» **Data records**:
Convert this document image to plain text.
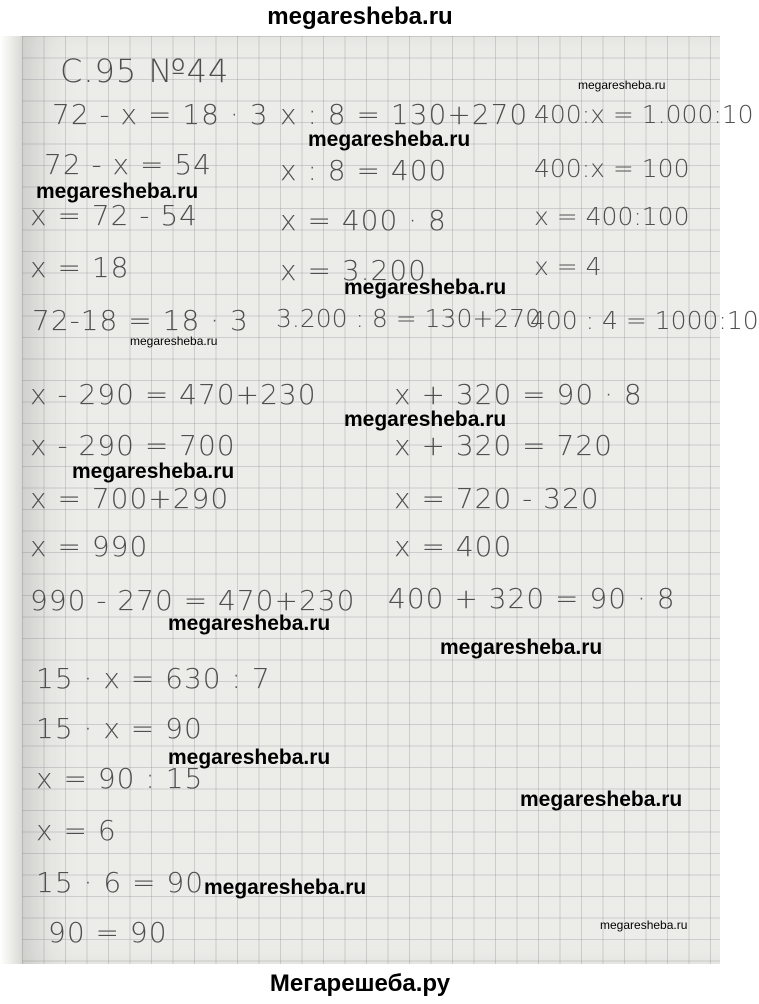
megaresheba.ru
С.95 №44
72 - x = 18 · 3
72 - x = 54
x = 72 - 54
x = 18
72-18 = 18 · 3
x : 8 = 130+270
x : 8 = 400
x = 400 · 8
x = 3.200
3.200 : 8 = 130+270
400:x = 1.000:10
400:x = 100
x = 400:100
x = 4
400 : 4 = 1000:10
x - 290 = 470+230
x - 290 = 700
x = 700+290
x = 990
990 - 270 = 470+230
x + 320 = 90 · 8
x + 320 = 720
x = 720 - 320
x = 400
400 + 320 = 90 · 8
15 · x = 630 : 7
15 · x = 90
x = 90 : 15
x = 6
15 · 6 = 90
90 = 90
megaresheba.ru
megaresheba.ru
megaresheba.ru
megaresheba.ru
megaresheba.ru
megaresheba.ru
megaresheba.ru
megaresheba.ru
megaresheba.ru
megaresheba.ru
megaresheba.ru
megaresheba.ru
megaresheba.ru
Мегарешеба.ру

» **REQUIREMENT**: Transcribe the whole listing, character for character, but not its images.

» **FINISHED TASK**:
Convert this document image to plain text.
megaresheba.ru
С.95 №44
72 - x = 18 · 3
72 - x = 54
x = 72 - 54
x = 18
72-18 = 18 · 3
x : 8 = 130+270
x : 8 = 400
x = 400 · 8
x = 3.200
3.200 : 8 = 130+270
400:x = 1.000:10
400:x = 100
x = 400:100
x = 4
400 : 4 = 1000:10
x - 290 = 470+230
x - 290 = 700
x = 700+290
x = 990
990 - 270 = 470+230
x + 320 = 90 · 8
x + 320 = 720
x = 720 - 320
x = 400
400 + 320 = 90 · 8
15 · x = 630 : 7
15 · x = 90
x = 90 : 15
x = 6
15 · 6 = 90
90 = 90
megaresheba.ru
megaresheba.ru
megaresheba.ru
megaresheba.ru
megaresheba.ru
megaresheba.ru
megaresheba.ru
megaresheba.ru
megaresheba.ru
megaresheba.ru
megaresheba.ru
megaresheba.ru
megaresheba.ru
Мегарешеба.ру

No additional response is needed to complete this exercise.